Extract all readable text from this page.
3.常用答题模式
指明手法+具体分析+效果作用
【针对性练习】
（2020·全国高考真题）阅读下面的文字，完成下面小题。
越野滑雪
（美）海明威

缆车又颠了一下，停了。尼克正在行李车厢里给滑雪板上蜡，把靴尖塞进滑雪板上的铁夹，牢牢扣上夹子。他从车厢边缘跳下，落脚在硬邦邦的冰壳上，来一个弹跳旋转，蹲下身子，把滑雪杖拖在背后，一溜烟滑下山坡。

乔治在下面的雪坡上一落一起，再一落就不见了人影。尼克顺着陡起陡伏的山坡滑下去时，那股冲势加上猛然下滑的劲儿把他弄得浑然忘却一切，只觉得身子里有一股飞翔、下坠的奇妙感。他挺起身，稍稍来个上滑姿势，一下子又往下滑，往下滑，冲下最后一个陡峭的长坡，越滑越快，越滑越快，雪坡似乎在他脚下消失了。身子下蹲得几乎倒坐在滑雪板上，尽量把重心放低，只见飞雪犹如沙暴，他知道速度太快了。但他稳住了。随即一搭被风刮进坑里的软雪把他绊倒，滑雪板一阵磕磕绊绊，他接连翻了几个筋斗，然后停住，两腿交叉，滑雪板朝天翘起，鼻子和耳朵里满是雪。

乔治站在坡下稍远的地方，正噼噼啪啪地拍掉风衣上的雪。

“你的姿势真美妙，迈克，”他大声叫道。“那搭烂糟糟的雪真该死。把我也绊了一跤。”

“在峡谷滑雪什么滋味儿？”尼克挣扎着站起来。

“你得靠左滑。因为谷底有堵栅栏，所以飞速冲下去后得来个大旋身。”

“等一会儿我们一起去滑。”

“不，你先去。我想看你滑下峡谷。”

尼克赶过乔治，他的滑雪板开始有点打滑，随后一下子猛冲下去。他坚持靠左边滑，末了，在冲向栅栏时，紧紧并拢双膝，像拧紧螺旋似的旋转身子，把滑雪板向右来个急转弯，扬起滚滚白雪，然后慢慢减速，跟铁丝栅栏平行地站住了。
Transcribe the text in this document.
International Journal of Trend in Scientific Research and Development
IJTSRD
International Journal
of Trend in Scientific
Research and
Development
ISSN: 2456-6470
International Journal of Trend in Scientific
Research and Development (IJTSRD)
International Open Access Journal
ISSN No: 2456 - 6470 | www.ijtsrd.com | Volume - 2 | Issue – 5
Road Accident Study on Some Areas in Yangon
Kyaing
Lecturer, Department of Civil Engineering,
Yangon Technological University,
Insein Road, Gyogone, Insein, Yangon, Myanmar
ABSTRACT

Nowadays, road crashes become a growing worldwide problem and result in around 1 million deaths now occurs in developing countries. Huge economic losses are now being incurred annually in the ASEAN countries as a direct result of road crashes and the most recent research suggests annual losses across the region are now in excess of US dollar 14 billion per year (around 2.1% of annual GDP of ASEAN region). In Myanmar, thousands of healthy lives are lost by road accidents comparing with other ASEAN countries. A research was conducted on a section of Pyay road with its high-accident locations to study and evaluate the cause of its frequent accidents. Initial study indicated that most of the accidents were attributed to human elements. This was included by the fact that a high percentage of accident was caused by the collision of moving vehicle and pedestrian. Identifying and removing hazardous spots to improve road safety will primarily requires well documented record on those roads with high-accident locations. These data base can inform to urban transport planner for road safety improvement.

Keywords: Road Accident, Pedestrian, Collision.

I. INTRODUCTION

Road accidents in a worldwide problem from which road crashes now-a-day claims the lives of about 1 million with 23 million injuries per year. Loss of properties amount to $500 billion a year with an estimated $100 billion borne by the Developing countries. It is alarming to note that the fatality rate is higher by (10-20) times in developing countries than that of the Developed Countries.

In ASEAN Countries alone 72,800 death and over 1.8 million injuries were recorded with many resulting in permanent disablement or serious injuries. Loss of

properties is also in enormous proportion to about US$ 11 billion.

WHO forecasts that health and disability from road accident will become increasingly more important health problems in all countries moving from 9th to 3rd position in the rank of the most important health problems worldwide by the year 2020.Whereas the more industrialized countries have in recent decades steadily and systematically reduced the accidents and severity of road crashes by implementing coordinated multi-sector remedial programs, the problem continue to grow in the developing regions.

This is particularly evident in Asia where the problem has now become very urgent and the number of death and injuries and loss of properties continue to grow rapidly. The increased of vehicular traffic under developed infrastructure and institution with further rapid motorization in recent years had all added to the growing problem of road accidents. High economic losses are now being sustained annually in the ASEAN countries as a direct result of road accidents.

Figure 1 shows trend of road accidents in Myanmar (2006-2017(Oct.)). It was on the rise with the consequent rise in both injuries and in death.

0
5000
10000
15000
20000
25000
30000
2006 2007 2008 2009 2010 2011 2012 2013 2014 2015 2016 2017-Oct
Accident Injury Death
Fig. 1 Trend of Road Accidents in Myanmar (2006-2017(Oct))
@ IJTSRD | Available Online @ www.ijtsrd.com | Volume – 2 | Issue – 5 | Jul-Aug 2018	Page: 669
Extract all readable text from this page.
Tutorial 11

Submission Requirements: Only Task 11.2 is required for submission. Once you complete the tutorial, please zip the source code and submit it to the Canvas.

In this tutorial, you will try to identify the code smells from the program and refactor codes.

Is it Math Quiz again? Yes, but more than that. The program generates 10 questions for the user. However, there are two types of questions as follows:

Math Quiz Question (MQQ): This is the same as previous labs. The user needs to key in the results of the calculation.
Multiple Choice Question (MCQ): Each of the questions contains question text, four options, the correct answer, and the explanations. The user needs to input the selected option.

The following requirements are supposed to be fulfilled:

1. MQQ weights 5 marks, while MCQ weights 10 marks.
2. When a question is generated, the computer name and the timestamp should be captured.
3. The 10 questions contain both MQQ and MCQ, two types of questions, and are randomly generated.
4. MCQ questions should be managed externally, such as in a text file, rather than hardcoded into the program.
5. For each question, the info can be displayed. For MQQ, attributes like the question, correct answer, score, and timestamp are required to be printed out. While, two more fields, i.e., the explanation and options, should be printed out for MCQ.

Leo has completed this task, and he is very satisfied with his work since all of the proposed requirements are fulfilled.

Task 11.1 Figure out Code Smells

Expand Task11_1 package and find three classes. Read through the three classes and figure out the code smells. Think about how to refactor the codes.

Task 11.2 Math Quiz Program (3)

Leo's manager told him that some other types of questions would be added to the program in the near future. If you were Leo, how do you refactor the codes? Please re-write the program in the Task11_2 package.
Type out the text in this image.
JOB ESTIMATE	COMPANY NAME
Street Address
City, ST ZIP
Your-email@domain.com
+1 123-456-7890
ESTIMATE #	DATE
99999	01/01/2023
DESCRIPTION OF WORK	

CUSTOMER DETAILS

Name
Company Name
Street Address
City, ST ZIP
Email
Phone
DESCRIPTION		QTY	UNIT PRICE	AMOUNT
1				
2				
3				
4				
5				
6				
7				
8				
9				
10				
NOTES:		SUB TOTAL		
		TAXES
------------
TASK DIRECTIONS:
Only the lines from the one containing "Type out the text in this image." through the end of the material should be reproduced, exactly, with both ends included.

REPLY:
Type out the text in this image.
JOB ESTIMATE	COMPANY NAME
Street Address
City, ST ZIP
Your-email@domain.com
+1 123-456-7890
ESTIMATE #	DATE
99999	01/01/2023
DESCRIPTION OF WORK	

CUSTOMER DETAILS

Name
Company Name
Street Address
City, ST ZIP
Email
Phone
DESCRIPTION		QTY	UNIT PRICE	AMOUNT
1				
2				
3				
4				
5				
6				
7				
8				
9				
10				
NOTES:		SUB TOTAL		
		TAXES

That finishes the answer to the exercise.